*** Items

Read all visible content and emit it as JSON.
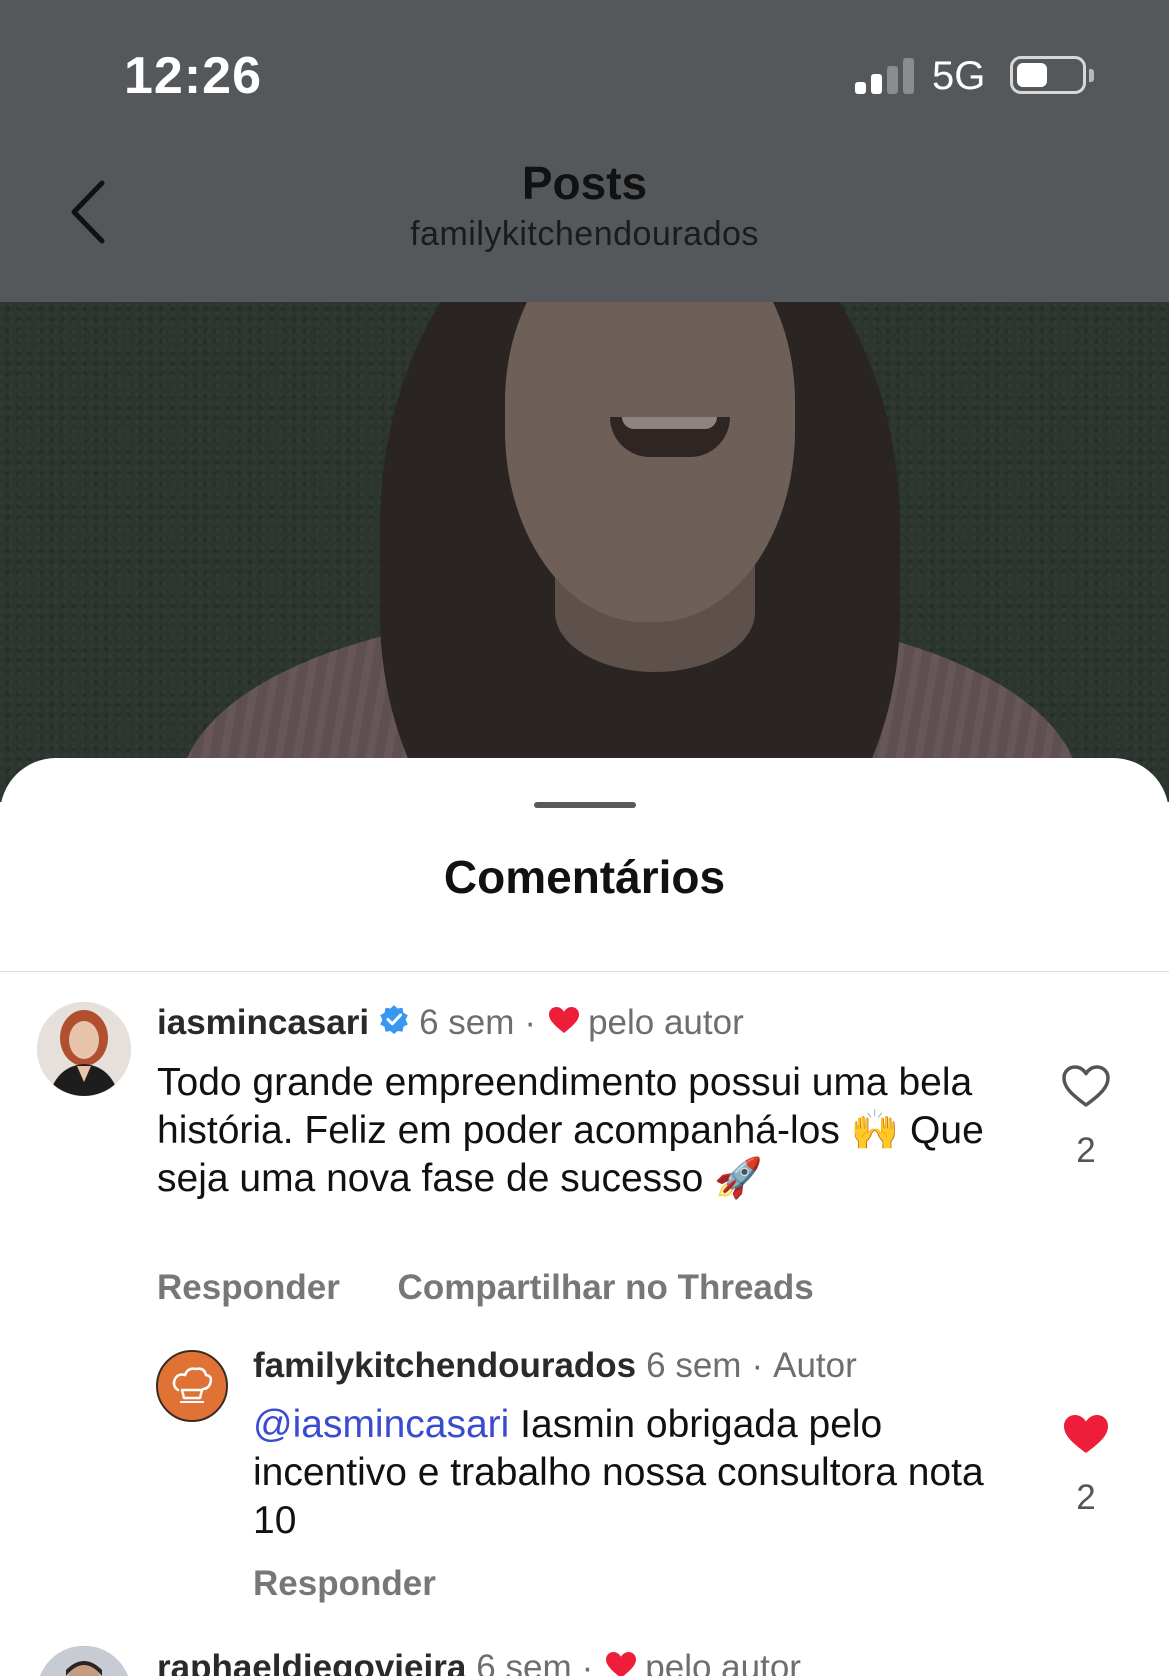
{
  "status_bar": {
    "time": "12:26",
    "network": "5G"
  },
  "header": {
    "title": "Posts",
    "subtitle": "familykitchendourados"
  },
  "comments_sheet": {
    "title": "Comentários",
    "comments": [
      {
        "username": "iasmincasari",
        "verified": true,
        "time": "6 sem",
        "separator": "·",
        "liked_by_author_label": "pelo autor",
        "text": "Todo grande empreendimento possui uma bela história. Feliz em poder acompanhá-los 🙌 Que seja uma nova fase de sucesso 🚀",
        "likes": "2",
        "liked": false,
        "reply_label": "Responder",
        "share_label": "Compartilhar no Threads",
        "replies": [
          {
            "username": "familykitchendourados",
            "time": "6 sem",
            "separator": "·",
            "role": "Autor",
            "mention": "@iasmincasari",
            "text": "Iasmin obrigada pelo incentivo e trabalho nossa consultora nota 10",
            "likes": "2",
            "liked": true,
            "liked_color": "#ee1d3a",
            "reply_label": "Responder"
          }
        ]
      },
      {
        "username": "raphaeldiegovieira",
        "time": "6 sem",
        "separator": "·",
        "liked_by_author_label": "pelo autor"
      }
    ]
  }
}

******

### Request
Retype every record above exactly as written, but leave out the pictures.

### The completed task
Read all visible content and emit it as JSON.
{
  "status_bar": {
    "time": "12:26",
    "network": "5G"
  },
  "header": {
    "title": "Posts",
    "subtitle": "familykitchendourados"
  },
  "comments_sheet": {
    "title": "Comentários",
    "comments": [
      {
        "username": "iasmincasari",
        "verified": true,
        "time": "6 sem",
        "separator": "·",
        "liked_by_author_label": "pelo autor",
        "text": "Todo grande empreendimento possui uma bela história. Feliz em poder acompanhá-los 🙌 Que seja uma nova fase de sucesso 🚀",
        "likes": "2",
        "liked": false,
        "reply_label": "Responder",
        "share_label": "Compartilhar no Threads",
        "replies": [
          {
            "username": "familykitchendourados",
            "time": "6 sem",
            "separator": "·",
            "role": "Autor",
            "mention": "@iasmincasari",
            "text": "Iasmin obrigada pelo incentivo e trabalho nossa consultora nota 10",
            "likes": "2",
            "liked": true,
            "liked_color": "#ee1d3a",
            "reply_label": "Responder"
          }
        ]
      },
      {
        "username": "raphaeldiegovieira",
        "time": "6 sem",
        "separator": "·",
        "liked_by_author_label": "pelo autor"
      }
    ]
  }
}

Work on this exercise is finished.